You are to retype all of the data exactly as it appears.

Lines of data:
▼

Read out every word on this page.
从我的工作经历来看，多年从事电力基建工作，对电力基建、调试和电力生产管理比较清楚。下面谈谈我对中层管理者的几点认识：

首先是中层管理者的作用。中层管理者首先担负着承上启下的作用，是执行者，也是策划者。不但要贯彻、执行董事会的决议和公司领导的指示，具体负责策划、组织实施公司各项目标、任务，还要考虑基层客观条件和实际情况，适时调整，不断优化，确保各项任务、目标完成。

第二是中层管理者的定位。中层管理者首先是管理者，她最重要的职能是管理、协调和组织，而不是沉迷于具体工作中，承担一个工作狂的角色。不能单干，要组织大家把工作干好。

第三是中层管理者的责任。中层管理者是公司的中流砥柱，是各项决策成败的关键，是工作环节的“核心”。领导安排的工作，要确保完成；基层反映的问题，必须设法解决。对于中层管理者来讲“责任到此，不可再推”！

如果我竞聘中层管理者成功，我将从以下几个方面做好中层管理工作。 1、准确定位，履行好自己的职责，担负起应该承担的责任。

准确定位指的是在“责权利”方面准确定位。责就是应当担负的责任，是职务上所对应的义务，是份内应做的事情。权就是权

▲

## RESULT OF THE TASK
Read out every word on this page.
从我的工作经历来看，多年从事电力基建工作，对电力基建、调试和电力生产管理比较清楚。下面谈谈我对中层管理者的几点认识：

首先是中层管理者的作用。中层管理者首先担负着承上启下的作用，是执行者，也是策划者。不但要贯彻、执行董事会的决议和公司领导的指示，具体负责策划、组织实施公司各项目标、任务，还要考虑基层客观条件和实际情况，适时调整，不断优化，确保各项任务、目标完成。

第二是中层管理者的定位。中层管理者首先是管理者，她最重要的职能是管理、协调和组织，而不是沉迷于具体工作中，承担一个工作狂的角色。不能单干，要组织大家把工作干好。

第三是中层管理者的责任。中层管理者是公司的中流砥柱，是各项决策成败的关键，是工作环节的“核心”。领导安排的工作，要确保完成；基层反映的问题，必须设法解决。对于中层管理者来讲“责任到此，不可再推”！

如果我竞聘中层管理者成功，我将从以下几个方面做好中层管理工作。 1、准确定位，履行好自己的职责，担负起应该承担的责任。

准确定位指的是在“责权利”方面准确定位。责就是应当担负的责任，是职务上所对应的义务，是份内应做的事情。权就是权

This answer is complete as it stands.